== SUPPLIED RECORDS ==
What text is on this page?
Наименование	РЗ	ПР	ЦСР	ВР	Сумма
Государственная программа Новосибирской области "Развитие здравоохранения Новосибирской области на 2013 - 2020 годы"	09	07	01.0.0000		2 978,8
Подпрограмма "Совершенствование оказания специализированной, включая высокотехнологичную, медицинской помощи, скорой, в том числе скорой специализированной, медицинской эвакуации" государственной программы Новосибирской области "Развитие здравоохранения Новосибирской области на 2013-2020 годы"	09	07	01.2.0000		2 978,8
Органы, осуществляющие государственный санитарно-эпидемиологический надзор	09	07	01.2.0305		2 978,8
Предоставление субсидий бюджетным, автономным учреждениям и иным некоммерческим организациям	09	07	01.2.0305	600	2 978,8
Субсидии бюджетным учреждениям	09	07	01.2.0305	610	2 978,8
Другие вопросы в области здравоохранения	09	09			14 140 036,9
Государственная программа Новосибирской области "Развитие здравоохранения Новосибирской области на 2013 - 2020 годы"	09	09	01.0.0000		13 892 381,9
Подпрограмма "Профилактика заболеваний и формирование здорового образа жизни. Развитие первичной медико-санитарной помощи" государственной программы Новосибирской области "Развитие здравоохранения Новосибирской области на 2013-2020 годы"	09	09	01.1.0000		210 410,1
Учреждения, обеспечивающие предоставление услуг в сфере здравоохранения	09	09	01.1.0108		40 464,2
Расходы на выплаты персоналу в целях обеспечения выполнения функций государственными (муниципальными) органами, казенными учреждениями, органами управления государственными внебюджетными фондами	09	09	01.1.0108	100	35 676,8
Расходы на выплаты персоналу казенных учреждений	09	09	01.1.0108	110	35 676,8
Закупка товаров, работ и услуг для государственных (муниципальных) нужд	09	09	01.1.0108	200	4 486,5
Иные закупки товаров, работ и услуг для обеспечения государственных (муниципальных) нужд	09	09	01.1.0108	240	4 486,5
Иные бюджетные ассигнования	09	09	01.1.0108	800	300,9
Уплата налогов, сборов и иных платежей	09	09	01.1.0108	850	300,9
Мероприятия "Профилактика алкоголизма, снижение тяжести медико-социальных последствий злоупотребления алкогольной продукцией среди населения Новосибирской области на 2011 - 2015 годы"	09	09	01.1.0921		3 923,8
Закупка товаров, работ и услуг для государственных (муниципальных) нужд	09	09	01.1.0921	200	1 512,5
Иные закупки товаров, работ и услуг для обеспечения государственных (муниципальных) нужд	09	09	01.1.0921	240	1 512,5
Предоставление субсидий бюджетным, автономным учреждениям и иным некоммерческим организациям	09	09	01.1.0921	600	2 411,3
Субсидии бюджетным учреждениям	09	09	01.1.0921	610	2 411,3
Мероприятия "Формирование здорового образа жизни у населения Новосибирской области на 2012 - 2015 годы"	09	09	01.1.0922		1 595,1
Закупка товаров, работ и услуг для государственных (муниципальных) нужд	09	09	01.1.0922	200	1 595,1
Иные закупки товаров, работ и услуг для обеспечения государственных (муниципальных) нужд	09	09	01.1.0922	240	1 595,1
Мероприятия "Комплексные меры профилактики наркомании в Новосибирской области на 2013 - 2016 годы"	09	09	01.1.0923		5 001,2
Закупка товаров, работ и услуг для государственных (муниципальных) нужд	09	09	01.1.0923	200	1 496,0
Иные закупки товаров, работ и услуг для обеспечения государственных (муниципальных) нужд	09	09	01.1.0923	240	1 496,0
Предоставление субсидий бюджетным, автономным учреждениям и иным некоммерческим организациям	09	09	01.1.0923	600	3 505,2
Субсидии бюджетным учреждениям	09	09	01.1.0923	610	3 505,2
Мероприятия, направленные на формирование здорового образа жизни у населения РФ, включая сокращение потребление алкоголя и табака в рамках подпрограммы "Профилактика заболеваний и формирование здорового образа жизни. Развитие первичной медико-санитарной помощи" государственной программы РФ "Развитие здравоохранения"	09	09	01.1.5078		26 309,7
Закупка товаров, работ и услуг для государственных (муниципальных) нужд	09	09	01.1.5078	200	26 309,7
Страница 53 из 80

== EXERCISE ==
All of the entries must be written out exactly as they stand.

== SOLUTION TO THIS TASK ==
What text is on this page?
Наименование	РЗ	ПР	ЦСР	ВР	Сумма
Государственная программа Новосибирской области "Развитие здравоохранения Новосибирской области на 2013 - 2020 годы"	09	07	01.0.0000		2 978,8
Подпрограмма "Совершенствование оказания специализированной, включая высокотехнологичную, медицинской помощи, скорой, в том числе скорой специализированной, медицинской эвакуации" государственной программы Новосибирской области "Развитие здравоохранения Новосибирской области на 2013-2020 годы"	09	07	01.2.0000		2 978,8
Органы, осуществляющие государственный санитарно-эпидемиологический надзор	09	07	01.2.0305		2 978,8
Предоставление субсидий бюджетным, автономным учреждениям и иным некоммерческим организациям	09	07	01.2.0305	600	2 978,8
Субсидии бюджетным учреждениям	09	07	01.2.0305	610	2 978,8
Другие вопросы в области здравоохранения	09	09			14 140 036,9
Государственная программа Новосибирской области "Развитие здравоохранения Новосибирской области на 2013 - 2020 годы"	09	09	01.0.0000		13 892 381,9
Подпрограмма "Профилактика заболеваний и формирование здорового образа жизни. Развитие первичной медико-санитарной помощи" государственной программы Новосибирской области "Развитие здравоохранения Новосибирской области на 2013-2020 годы"	09	09	01.1.0000		210 410,1
Учреждения, обеспечивающие предоставление услуг в сфере здравоохранения	09	09	01.1.0108		40 464,2
Расходы на выплаты персоналу в целях обеспечения выполнения функций государственными (муниципальными) органами, казенными учреждениями, органами управления государственными внебюджетными фондами	09	09	01.1.0108	100	35 676,8
Расходы на выплаты персоналу казенных учреждений	09	09	01.1.0108	110	35 676,8
Закупка товаров, работ и услуг для государственных (муниципальных) нужд	09	09	01.1.0108	200	4 486,5
Иные закупки товаров, работ и услуг для обеспечения государственных (муниципальных) нужд	09	09	01.1.0108	240	4 486,5
Иные бюджетные ассигнования	09	09	01.1.0108	800	300,9
Уплата налогов, сборов и иных платежей	09	09	01.1.0108	850	300,9
Мероприятия "Профилактика алкоголизма, снижение тяжести медико-социальных последствий злоупотребления алкогольной продукцией среди населения Новосибирской области на 2011 - 2015 годы"	09	09	01.1.0921		3 923,8
Закупка товаров, работ и услуг для государственных (муниципальных) нужд	09	09	01.1.0921	200	1 512,5
Иные закупки товаров, работ и услуг для обеспечения государственных (муниципальных) нужд	09	09	01.1.0921	240	1 512,5
Предоставление субсидий бюджетным, автономным учреждениям и иным некоммерческим организациям	09	09	01.1.0921	600	2 411,3
Субсидии бюджетным учреждениям	09	09	01.1.0921	610	2 411,3
Мероприятия "Формирование здорового образа жизни у населения Новосибирской области на 2012 - 2015 годы"	09	09	01.1.0922		1 595,1
Закупка товаров, работ и услуг для государственных (муниципальных) нужд	09	09	01.1.0922	200	1 595,1
Иные закупки товаров, работ и услуг для обеспечения государственных (муниципальных) нужд	09	09	01.1.0922	240	1 595,1
Мероприятия "Комплексные меры профилактики наркомании в Новосибирской области на 2013 - 2016 годы"	09	09	01.1.0923		5 001,2
Закупка товаров, работ и услуг для государственных (муниципальных) нужд	09	09	01.1.0923	200	1 496,0
Иные закупки товаров, работ и услуг для обеспечения государственных (муниципальных) нужд	09	09	01.1.0923	240	1 496,0
Предоставление субсидий бюджетным, автономным учреждениям и иным некоммерческим организациям	09	09	01.1.0923	600	3 505,2
Субсидии бюджетным учреждениям	09	09	01.1.0923	610	3 505,2
Мероприятия, направленные на формирование здорового образа жизни у населения РФ, включая сокращение потребление алкоголя и табака в рамках подпрограммы "Профилактика заболеваний и формирование здорового образа жизни. Развитие первичной медико-санитарной помощи" государственной программы РФ "Развитие здравоохранения"	09	09	01.1.5078		26 309,7
Закупка товаров, работ и услуг для государственных (муниципальных) нужд	09	09	01.1.5078	200	26 309,7
Страница 53 из 80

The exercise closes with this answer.